*Exercise directions:* Select and copy out every line in the records containing "square".

Figure record listings

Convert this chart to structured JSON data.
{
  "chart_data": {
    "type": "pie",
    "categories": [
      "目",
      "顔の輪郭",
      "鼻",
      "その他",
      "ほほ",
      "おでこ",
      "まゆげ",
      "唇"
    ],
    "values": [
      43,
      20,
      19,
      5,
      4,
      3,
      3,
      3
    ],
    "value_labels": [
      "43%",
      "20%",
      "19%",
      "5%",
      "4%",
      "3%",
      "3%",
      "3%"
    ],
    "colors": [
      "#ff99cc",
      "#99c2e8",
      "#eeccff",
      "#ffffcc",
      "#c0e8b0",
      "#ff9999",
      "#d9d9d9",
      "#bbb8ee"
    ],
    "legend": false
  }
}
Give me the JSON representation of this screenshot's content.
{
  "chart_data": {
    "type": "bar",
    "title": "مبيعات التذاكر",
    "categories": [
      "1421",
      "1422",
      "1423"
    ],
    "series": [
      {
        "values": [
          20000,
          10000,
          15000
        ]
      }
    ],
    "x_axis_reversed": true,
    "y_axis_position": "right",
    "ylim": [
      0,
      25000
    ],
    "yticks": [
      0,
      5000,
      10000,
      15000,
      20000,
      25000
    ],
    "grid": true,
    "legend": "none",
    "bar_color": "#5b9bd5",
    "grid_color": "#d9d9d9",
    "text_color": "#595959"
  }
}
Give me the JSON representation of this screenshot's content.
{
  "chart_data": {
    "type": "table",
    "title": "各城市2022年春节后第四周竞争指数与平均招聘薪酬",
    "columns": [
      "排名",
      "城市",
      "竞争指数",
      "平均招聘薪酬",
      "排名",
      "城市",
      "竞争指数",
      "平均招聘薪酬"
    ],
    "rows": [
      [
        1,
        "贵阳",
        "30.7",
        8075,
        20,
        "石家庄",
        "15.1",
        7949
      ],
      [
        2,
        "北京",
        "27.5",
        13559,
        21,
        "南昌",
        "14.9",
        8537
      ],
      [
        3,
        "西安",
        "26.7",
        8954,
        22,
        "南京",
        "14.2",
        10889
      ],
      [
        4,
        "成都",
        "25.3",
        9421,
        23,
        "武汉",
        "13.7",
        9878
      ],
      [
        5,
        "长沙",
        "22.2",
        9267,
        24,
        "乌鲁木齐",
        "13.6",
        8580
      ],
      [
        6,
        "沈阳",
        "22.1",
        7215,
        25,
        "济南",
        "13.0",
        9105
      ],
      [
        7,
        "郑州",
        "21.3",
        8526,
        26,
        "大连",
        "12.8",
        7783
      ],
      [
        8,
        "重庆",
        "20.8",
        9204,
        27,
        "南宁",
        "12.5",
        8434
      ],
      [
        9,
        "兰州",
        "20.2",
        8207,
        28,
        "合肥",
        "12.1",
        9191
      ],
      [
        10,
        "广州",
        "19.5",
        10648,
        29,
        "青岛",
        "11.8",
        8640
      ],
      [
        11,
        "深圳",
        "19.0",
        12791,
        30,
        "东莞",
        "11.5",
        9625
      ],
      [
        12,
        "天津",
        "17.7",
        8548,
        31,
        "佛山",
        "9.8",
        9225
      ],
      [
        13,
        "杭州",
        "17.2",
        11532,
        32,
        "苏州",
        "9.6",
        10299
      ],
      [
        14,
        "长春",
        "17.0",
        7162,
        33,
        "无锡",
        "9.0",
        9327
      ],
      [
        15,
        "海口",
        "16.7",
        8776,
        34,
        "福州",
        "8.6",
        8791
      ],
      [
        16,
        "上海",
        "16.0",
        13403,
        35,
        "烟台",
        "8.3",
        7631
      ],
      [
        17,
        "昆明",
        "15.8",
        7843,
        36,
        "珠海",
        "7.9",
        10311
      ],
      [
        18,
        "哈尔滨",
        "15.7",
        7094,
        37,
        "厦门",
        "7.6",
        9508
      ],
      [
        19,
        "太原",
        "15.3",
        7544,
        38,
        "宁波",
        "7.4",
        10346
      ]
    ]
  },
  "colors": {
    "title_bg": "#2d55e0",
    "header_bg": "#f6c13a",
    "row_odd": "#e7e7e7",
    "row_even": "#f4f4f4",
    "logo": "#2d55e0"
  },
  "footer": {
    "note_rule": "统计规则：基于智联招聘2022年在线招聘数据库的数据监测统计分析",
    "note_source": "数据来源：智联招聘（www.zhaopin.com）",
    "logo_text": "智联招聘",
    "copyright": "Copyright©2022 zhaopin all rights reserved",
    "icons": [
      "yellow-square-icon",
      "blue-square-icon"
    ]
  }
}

*Right answer:*
      "yellow-square-icon",
      "blue-square-icon"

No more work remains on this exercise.